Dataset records
§

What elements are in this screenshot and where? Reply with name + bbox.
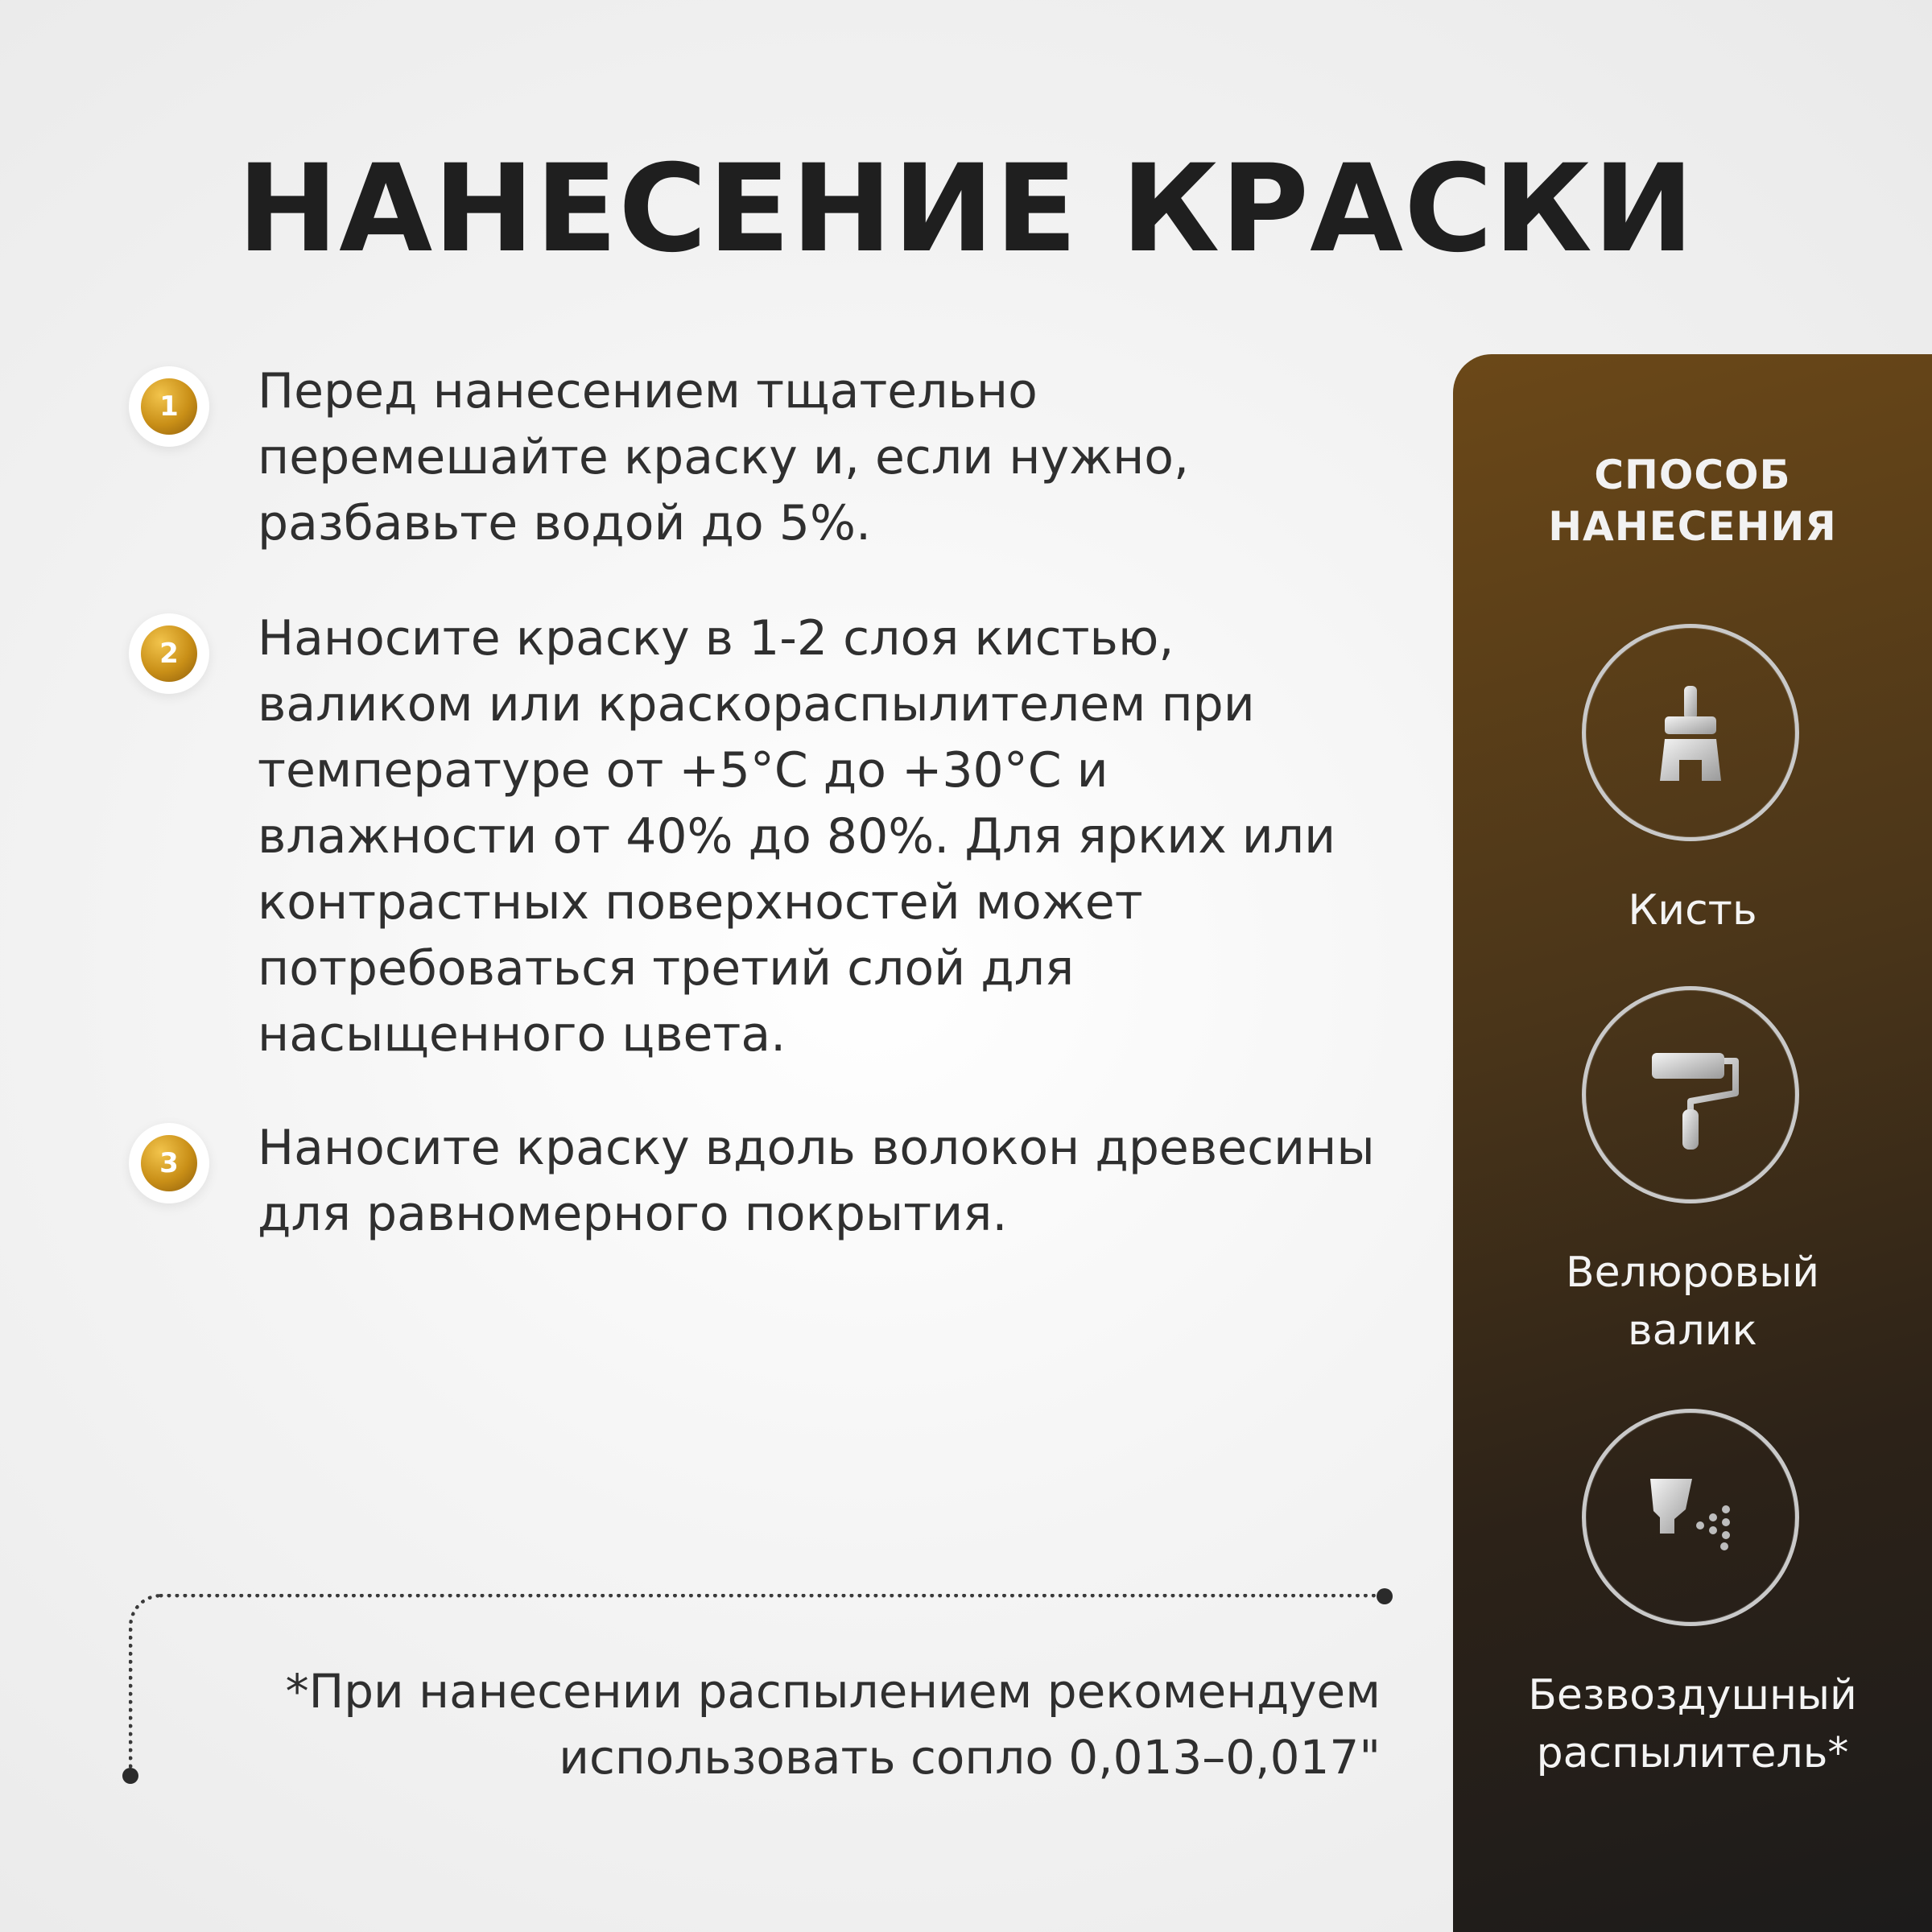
bracket-dot-right — [1377, 1588, 1393, 1604]
step-number-1: 1 — [141, 378, 197, 435]
panel-title — [1453, 449, 1932, 552]
roller-label — [1453, 1244, 1932, 1360]
roller-method-circle — [1582, 986, 1799, 1203]
spray-method-circle — [1582, 1409, 1799, 1626]
spray-label-line-2: распылитель* — [1536, 1729, 1849, 1777]
spray-label-line-1: Безвоздушный — [1528, 1671, 1857, 1719]
roller-icon — [1586, 990, 1795, 1199]
step-text-1: Перед нанесением тщательно перемешайте краску и, если нужно, разбавьте водой до 5%. — [258, 363, 1190, 551]
application-method-panel — [1453, 354, 1932, 1932]
panel-title-line-2: НАНЕСЕНИЯ — [1548, 503, 1837, 550]
brush-label — [1453, 881, 1932, 939]
step-number-3: 3 — [141, 1135, 197, 1191]
step-badge-2 — [129, 613, 209, 694]
step-badge-1 — [129, 366, 209, 447]
brush-icon — [1586, 628, 1795, 837]
spray-label — [1453, 1666, 1932, 1782]
step-number-2: 2 — [141, 625, 197, 682]
brush-label-text: Кисть — [1628, 886, 1757, 935]
step-text-2: Наносите краску в 1-2 слоя кистью, валиком или краскораспылителем при температуре от +5°С до +30°С и влажности от 40% до 80%. Для ярких или контрастных поверхностей может потребоваться третий слой для насыщенного цвета. — [258, 610, 1336, 1063]
spray-note-line-2: использовать сопло 0,013–0,017" — [559, 1730, 1381, 1785]
panel-title-line-1: СПОСОБ — [1594, 452, 1791, 498]
spray-note-line-1: *При нанесении распылением рекомендуем — [285, 1664, 1381, 1719]
brush-method-circle — [1582, 624, 1799, 841]
step-badge-3 — [129, 1123, 209, 1203]
roller-label-line-1: Велюровый — [1566, 1249, 1819, 1297]
spray-gun-icon — [1586, 1413, 1795, 1622]
page-title: НАНЕСЕНИЕ КРАСКИ — [237, 139, 1695, 279]
roller-label-line-2: валик — [1628, 1307, 1757, 1355]
step-text-3: Наносите краску вдоль волокон древесины для равномерного покрытия. — [258, 1120, 1375, 1242]
spray-note — [173, 1658, 1381, 1790]
bracket-dot-left — [122, 1768, 138, 1784]
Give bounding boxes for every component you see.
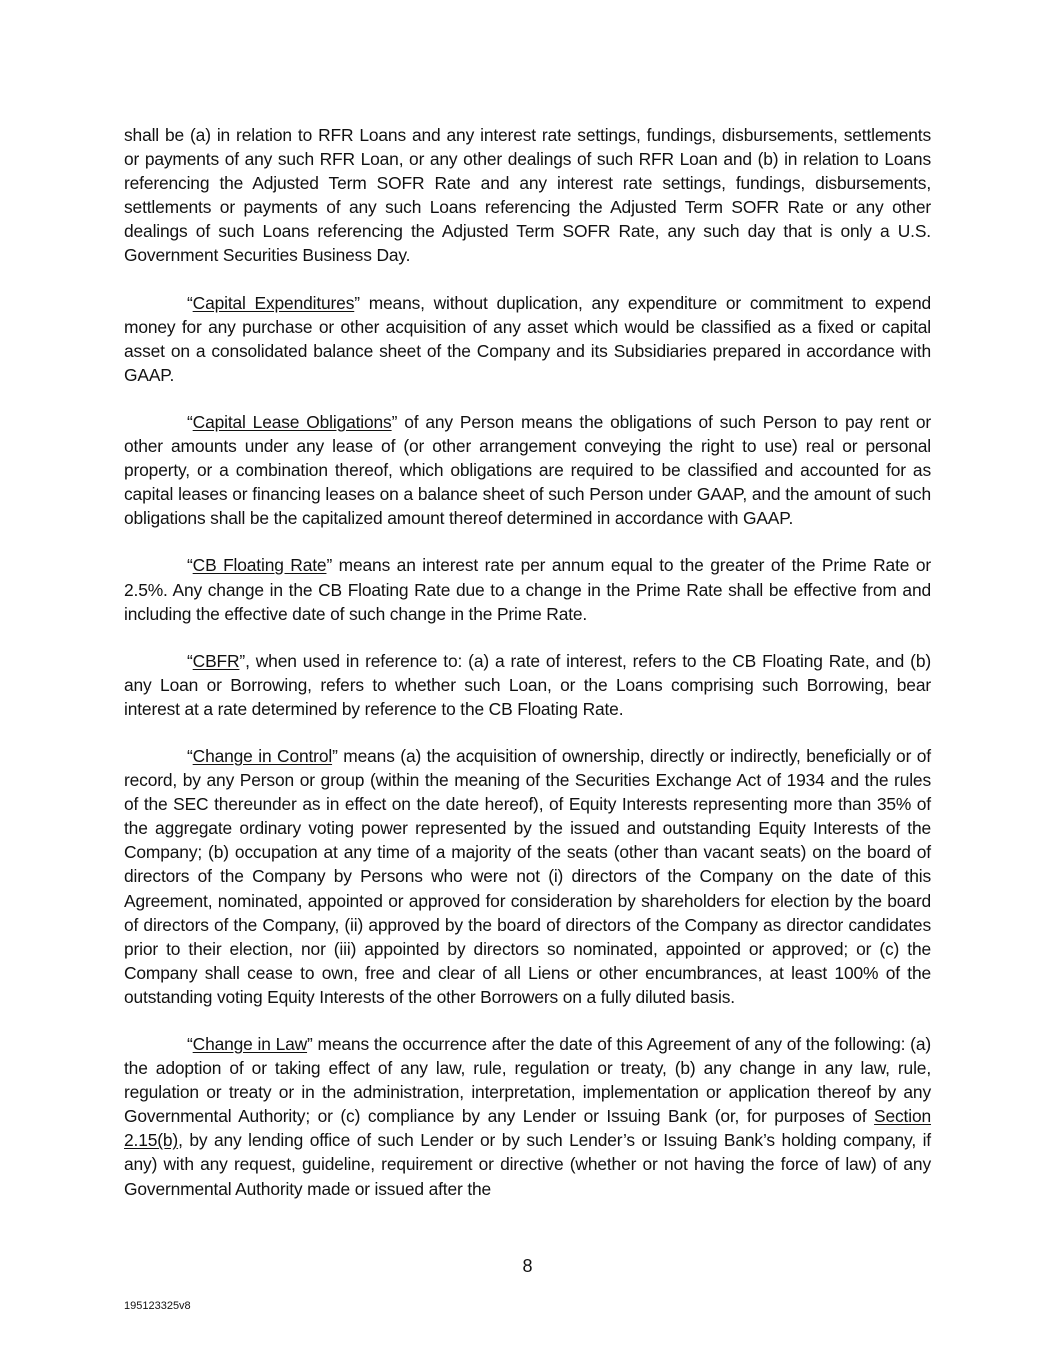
open-quote: “ [187, 1034, 193, 1054]
open-quote: “ [187, 745, 193, 766]
definition-text: of any Person means the obligations of such Person to pay rent or other amounts under any lease of (or other arrangement conveying the right to use) real or personal property, or a combination thereof, which obligations are required to be classified and accounted for as capital leases or financing leases on a balance sheet of such Person under GAAP, and the amount of such obligations shall be the capitalized amount thereof determined in accordance with GAAP. [124, 411, 931, 529]
open-quote: “ [187, 292, 193, 313]
definition-text: means an interest rate per annum equal to the greater of the Prime Rate or 2.5%. Any change in the CB Floating Rate due to a change in the Prime Rate shall be effective from and including the effective date of such change in the Prime Rate. [124, 555, 931, 624]
defined-term: Capital Expenditures [192, 292, 355, 313]
section-reference: Section 2.15(b) [124, 1106, 931, 1151]
defined-term: Change in Law [192, 1034, 308, 1054]
paragraph-business-day-continuation [124, 123, 931, 268]
open-quote: “ [187, 411, 193, 432]
page-number: 8 [522, 1256, 533, 1276]
definition-text: , when used in reference to: (a) a rate of interest, refers to the CB Floating Rate, and (b) any Loan or Borrowing, refers to whether such Loan, or the Loans comprising such Borrowing, bear interest at a rate determined by reference to the CB Floating Rate. [124, 650, 931, 719]
paragraph-text: shall be (a) in relation to RFR Loans and any interest rate settings, fundings, disbursements, settlements or payments of any such RFR Loan, or any other dealings of such RFR Loan and (b) in relation to Loans referencing the Adjusted Term SOFR Rate and any interest rate settings, fundings, disbursements, settlements or payments of any such Loans referencing the Adjusted Term SOFR Rate or any other dealings of such Loans referencing the Adjusted Term SOFR Rate, any such day that is only a U.S. Government Securities Business Day. [124, 125, 931, 266]
defined-term: Capital Lease Obligations [192, 411, 392, 432]
definition-text: means the occurrence after the date of this Agreement of any of the following: (a) the adoption of or taking effect of any law, rule, regulation or treaty, (b) any change in any law, rule, regulation or treaty or in the administration, interpretation, implementation or application thereof by any Governmental Authority; or (c) compliance by any Lender or Issuing Bank (or, for purposes of [124, 1034, 931, 1127]
document-body [124, 123, 931, 1224]
definition-change-in-control [124, 744, 931, 1009]
defined-term: CB Floating Rate [192, 555, 327, 576]
close-quote: ” [332, 745, 338, 766]
close-quote: ” [326, 555, 333, 576]
close-quote: ” [307, 1034, 313, 1054]
defined-term: CBFR [192, 650, 240, 671]
definition-text: means, without duplication, any expenditure or commitment to expend money for any purchase or other acquisition of any asset which would be classified as a fixed or capital asset on a consolidated balance sheet of the Company and its Subsidiaries prepared in accordance with GAAP. [124, 292, 931, 385]
document-id: 195123325v8 [124, 1300, 191, 1312]
definition-capital-lease-obligations [124, 410, 931, 530]
close-quote: ” [354, 292, 360, 313]
open-quote: “ [187, 555, 193, 576]
definition-text-continued: , by any lending office of such Lender or by such Lender’s or Issuing Bank’s holding company, if any) with any request, guideline, requirement or directive (whether or not having the force of law) of any Governmental Authority made or issued after the [124, 1130, 931, 1199]
definition-change-in-law [124, 1032, 931, 1201]
definition-capital-expenditures [124, 291, 931, 387]
open-quote: “ [187, 650, 193, 671]
close-quote: ” [391, 411, 398, 432]
definition-cb-floating-rate [124, 553, 931, 625]
definition-cbfr [124, 649, 931, 721]
defined-term: Change in Control [192, 745, 333, 766]
close-quote: ” [239, 650, 246, 671]
definition-text: means (a) the acquisition of ownership, directly or indirectly, beneficially or of record, by any Person or group (within the meaning of the Securities Exchange Act of 1934 and the rules of the SEC thereunder as in effect on the date hereof), of Equity Interests representing more than 35% of the aggregate ordinary voting power represented by the issued and outstanding Equity Interests of the Company; (b) occupation at any time of a majority of the seats (other than vacant seats) on the board of directors of the Company by Persons who were not (i) directors of the Company on the date of this Agreement, nominated, appointed or approved for consideration by shareholders for election by the board of directors of the Company, (ii) approved by the board of directors of the Company as director candidates prior to their election, nor (iii) appointed by directors so nominated, appointed or approved; or (c) the Company shall cease to own, free and clear of all Liens or other encumbrances, at least 100% of the outstanding voting Equity Interests of the other Borrowers on a fully diluted basis. [124, 745, 931, 1007]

§

→ **Set problem**
Select each line above that contains the string "open", treating uppercase and lowercase letters as different.

→ **Expected answer**
open-quote: “ [187, 1034, 193, 1054]
open-quote: “ [187, 745, 193, 766]
open-quote: “ [187, 292, 193, 313]
open-quote: “ [187, 411, 193, 432]
open-quote: “ [187, 555, 193, 576]
open-quote: “ [187, 650, 193, 671]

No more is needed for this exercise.